> **Brief**
Search the data for the word "name" and copy every line that contains it.

> **Available records**
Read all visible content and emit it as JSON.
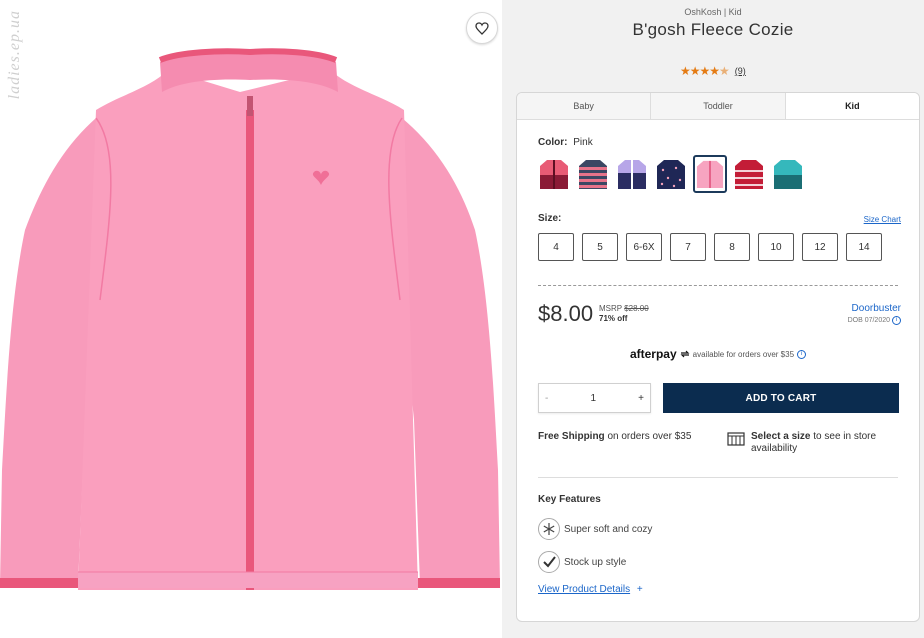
{
  "watermark": "ladies.ep.ua",
  "brand_line": "OshKosh | Kid",
  "product_title": "B'gosh Fleece Cozie",
  "rating": {
    "stars": 4.5,
    "count_text": "(9)"
  },
  "tabs": [
    {
      "label": "Baby",
      "active": false
    },
    {
      "label": "Toddler",
      "active": false
    },
    {
      "label": "Kid",
      "active": true
    }
  ],
  "color": {
    "label": "Color:",
    "value": "Pink"
  },
  "swatches": [
    {
      "name": "raspberry",
      "main": "#e85b75",
      "accent": "#8b1b36",
      "selected": false
    },
    {
      "name": "stripe",
      "main": "#3b4763",
      "accent": "#e6738a",
      "selected": false
    },
    {
      "name": "lavender",
      "main": "#b7a6e8",
      "accent": "#2b2d62",
      "selected": false
    },
    {
      "name": "navy-print",
      "main": "#1f2756",
      "accent": "#f3a1b9",
      "selected": false
    },
    {
      "name": "pink",
      "main": "#f7a4c0",
      "accent": "#e55f87",
      "selected": true
    },
    {
      "name": "red-print",
      "main": "#c31d37",
      "accent": "#ffffff",
      "selected": false
    },
    {
      "name": "teal",
      "main": "#35b8bc",
      "accent": "#1b6e74",
      "selected": false
    }
  ],
  "size": {
    "label": "Size:",
    "chart_link": "Size Chart",
    "options": [
      "4",
      "5",
      "6-6X",
      "7",
      "8",
      "10",
      "12",
      "14"
    ]
  },
  "price": {
    "current": "$8.00",
    "msrp_label": "MSRP",
    "msrp_value": "$28.00",
    "discount": "71% off",
    "promo_label": "Doorbuster",
    "promo_date": "DOB 07/2020"
  },
  "afterpay": {
    "logo": "afterpay",
    "text": "available for orders over $35"
  },
  "quantity": {
    "minus": "-",
    "value": "1",
    "plus": "+"
  },
  "add_to_cart": "ADD TO CART",
  "shipping": {
    "bold": "Free Shipping",
    "text": "on orders over $35"
  },
  "store": {
    "bold": "Select a size",
    "text": "to see in store availability"
  },
  "features": {
    "title": "Key Features",
    "items": [
      {
        "label": "Super soft and cozy",
        "icon": "snowflake-icon"
      },
      {
        "label": "Stock up style",
        "icon": "checkmark-icon"
      }
    ],
    "details_link": "View Product Details",
    "details_plus": "+"
  },
  "colors": {
    "accent_blue": "#1b66c9",
    "cart_navy": "#0b2c4f",
    "star_orange": "#e47b14",
    "jacket_pink": "#fa9fbe"
  }
}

> **Answer to this task**
      "name": "raspberry",
      "name": "stripe",
      "name": "lavender",
      "name": "navy-print",
      "name": "pink",
      "name": "red-print",
      "name": "teal",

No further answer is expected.